[Provided records]:
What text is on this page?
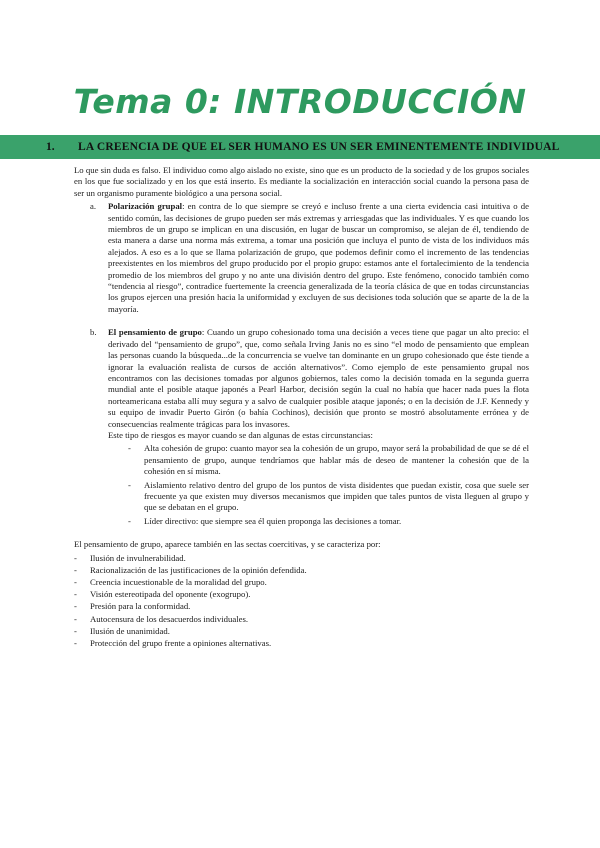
Tema 0: INTRODUCCIÓN
1. LA CREENCIA DE QUE EL SER HUMANO ES UN SER EMINENTEMENTE INDIVIDUAL

Lo que sin duda es falso. El individuo como algo aislado no existe, sino que es un producto de la sociedad y de los grupos sociales en los que fue socializado y en los que está inserto. Es mediante la socialización en interacción social cuando la persona pasa de ser un organismo puramente biológico a una persona social.

a. Polarización grupal: en contra de lo que siempre se creyó e incluso frente a una cierta evidencia casi intuitiva o de sentido común, las decisiones de grupo pueden ser más extremas y arriesgadas que las individuales. Y es que cuando los miembros de un grupo se implican en una discusión, en lugar de buscar un compromiso, se alejan de él, tendiendo de esta manera a darse una norma más extrema, a tomar una posición que incluya el punto de vista de los individuos más alejados. A eso es a lo que se llama polarización de grupo, que podemos definir como el incremento de las tendencias preexistentes en los miembros del grupo producido por el propio grupo: estamos ante el fortalecimiento de la tendencia promedio de los miembros del grupo y no ante una división dentro del grupo. Este fenómeno, conocido también como “tendencia al riesgo”, contradice fuertemente la creencia generalizada de la teoría clásica de que en todas circunstancias los grupos ejercen una presión hacia la uniformidad y excluyen de sus decisiones toda solución que se aparte de la de la mayoría.

b. El pensamiento de grupo: Cuando un grupo cohesionado toma una decisión a veces tiene que pagar un alto precio: el derivado del “pensamiento de grupo”, que, como señala Irving Janis no es sino “el modo de pensamiento que emplean las personas cuando la búsqueda...de la concurrencia se vuelve tan dominante en un grupo cohesionado que éste tiende a ignorar la evaluación realista de cursos de acción alternativos”. Como ejemplo de este pensamiento grupal nos encontramos con las decisiones tomadas por algunos gobiernos, tales como la decisión tomada en la segunda guerra mundial ante el posible ataque japonés a Pearl Harbor, decisión según la cual no había que hacer nada pues la flota norteamericana estaba allí muy segura y a salvo de cualquier posible ataque japonés; o en la decisión de J.F. Kennedy y su equipo de invadir Puerto Girón (o bahía Cochinos), decisión que pronto se mostró absolutamente errónea y de consecuencias realmente trágicas para los invasores.

Este tipo de riesgos es mayor cuando se dan algunas de estas circunstancias:

- Alta cohesión de grupo: cuanto mayor sea la cohesión de un grupo, mayor será la probabilidad de que se dé el pensamiento de grupo, aunque tendríamos que hablar más de deseo de mantener la cohesión que de la cohesión en sí misma.

- Aislamiento relativo dentro del grupo de los puntos de vista disidentes que puedan existir, cosa que suele ser frecuente ya que existen muy diversos mecanismos que impiden que tales puntos de vista lleguen al grupo y que se debatan en el grupo.

- Líder directivo: que siempre sea él quien proponga las decisiones a tomar.

El pensamiento de grupo, aparece también en las sectas coercitivas, y se caracteriza por:

- Ilusión de invulnerabilidad.
- Racionalización de las justificaciones de la opinión defendida.
- Creencia incuestionable de la moralidad del grupo.
- Visión estereotipada del oponente (exogrupo).
- Presión para la conformidad.
- Autocensura de los desacuerdos individuales.
- Ilusión de unanimidad.
- Protección del grupo frente a opiniones alternativas.
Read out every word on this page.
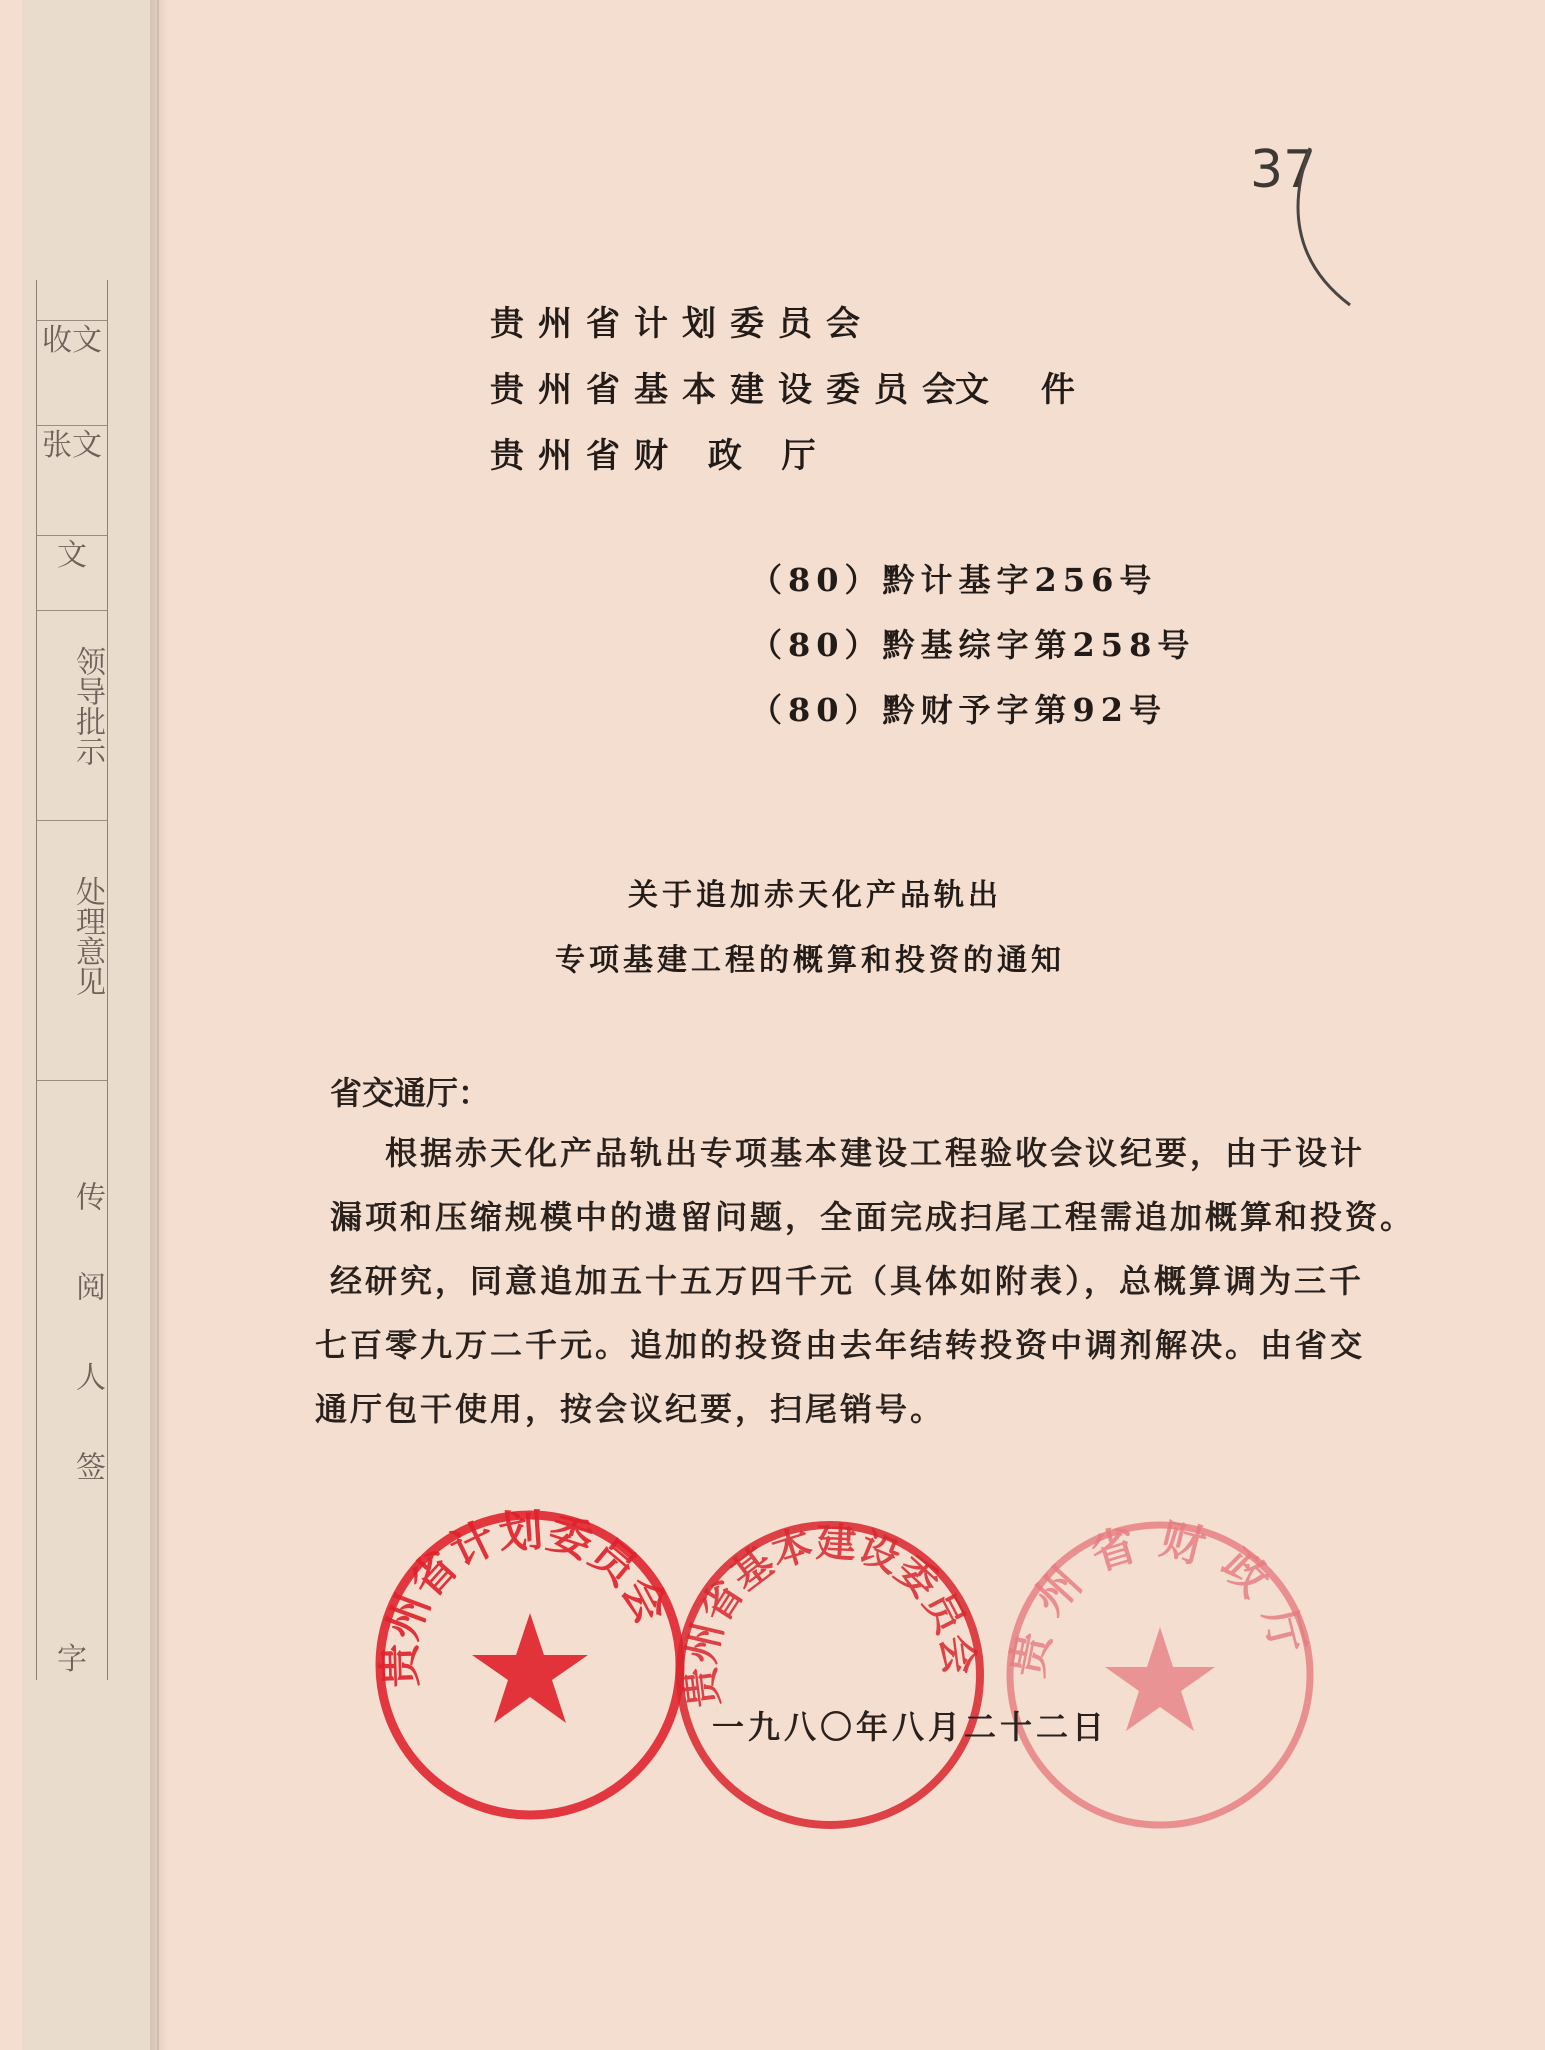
收文
张文
文
领导批示
处理意见
传阅人签
字
37
贵州省计划委员会
贵州省基本建设委员会
文 件
贵州省财 政 厅
（80）黔计基字256号
（80）黔基综字第258号
（80）黔财予字第92号
关于追加赤天化产品轨出
专项基建工程的概算和投资的通知
省交通厅：
根据赤天化产品轨出专项基本建设工程验收会议纪要，由于设计
漏项和压缩规模中的遗留问题，全面完成扫尾工程需追加概算和投资。
经研究，同意追加五十五万四千元（具体如附表），总概算调为三千
七百零九万二千元。追加的投资由去年结转投资中调剂解决。由省交
通厅包干使用，按会议纪要，扫尾销号。
贵州省计划委员会
贵州省基本建设委员会 贵州省财政厅
一九八〇年八月二十二日
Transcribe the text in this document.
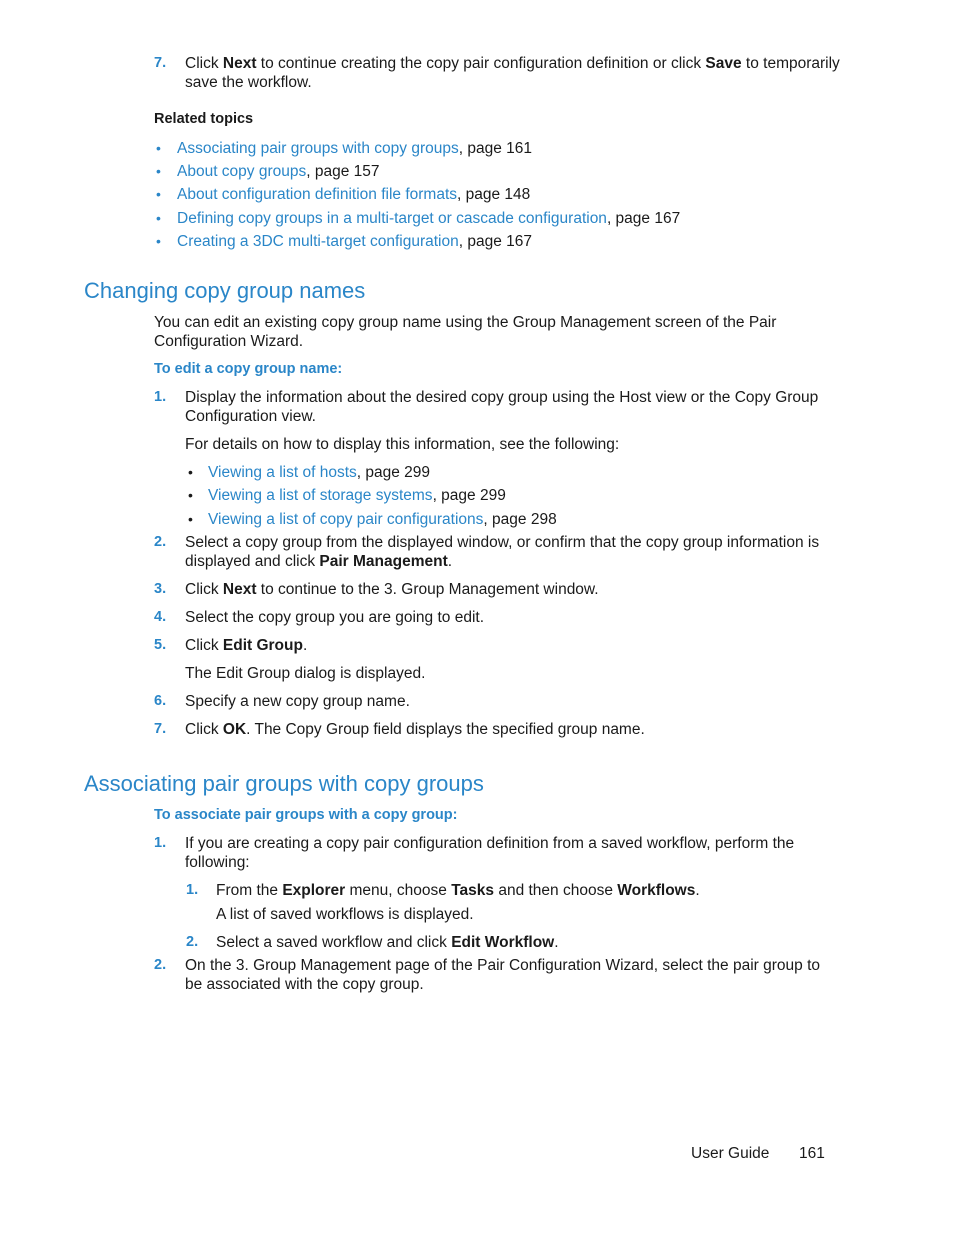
7. Click Next to continue creating the copy pair configuration definition or click Save to temporarily
save the workflow.
Related topics
• Associating pair groups with copy groups, page 161
• About copy groups, page 157
• About configuration definition file formats, page 148
• Defining copy groups in a multi-target or cascade configuration, page 167
• Creating a 3DC multi-target configuration, page 167
Changing copy group names
You can edit an existing copy group name using the Group Management screen of the Pair
Configuration Wizard.
To edit a copy group name:
1. Display the information about the desired copy group using the Host view or the Copy Group
Configuration view.
For details on how to display this information, see the following:
• Viewing a list of hosts, page 299
• Viewing a list of storage systems, page 299
• Viewing a list of copy pair configurations, page 298
2. Select a copy group from the displayed window, or confirm that the copy group information is
displayed and click Pair Management.
3. Click Next to continue to the 3. Group Management window.
4. Select the copy group you are going to edit.
5. Click Edit Group.
The Edit Group dialog is displayed.
6. Specify a new copy group name.
7. Click OK. The Copy Group field displays the specified group name.
Associating pair groups with copy groups
To associate pair groups with a copy group:
1. If you are creating a copy pair configuration definition from a saved workflow, perform the
following:
1. From the Explorer menu, choose Tasks and then choose Workflows.
A list of saved workflows is displayed.
2. Select a saved workflow and click Edit Workflow.
2. On the 3. Group Management page of the Pair Configuration Wizard, select the pair group to
be associated with the copy group.
User Guide 161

[Work to be completed]:
From the data, collect all lines where the string "multi" appears.

[The result]:
• Defining copy groups in a multi-target or cascade configuration, page 167
• Creating a 3DC multi-target configuration, page 167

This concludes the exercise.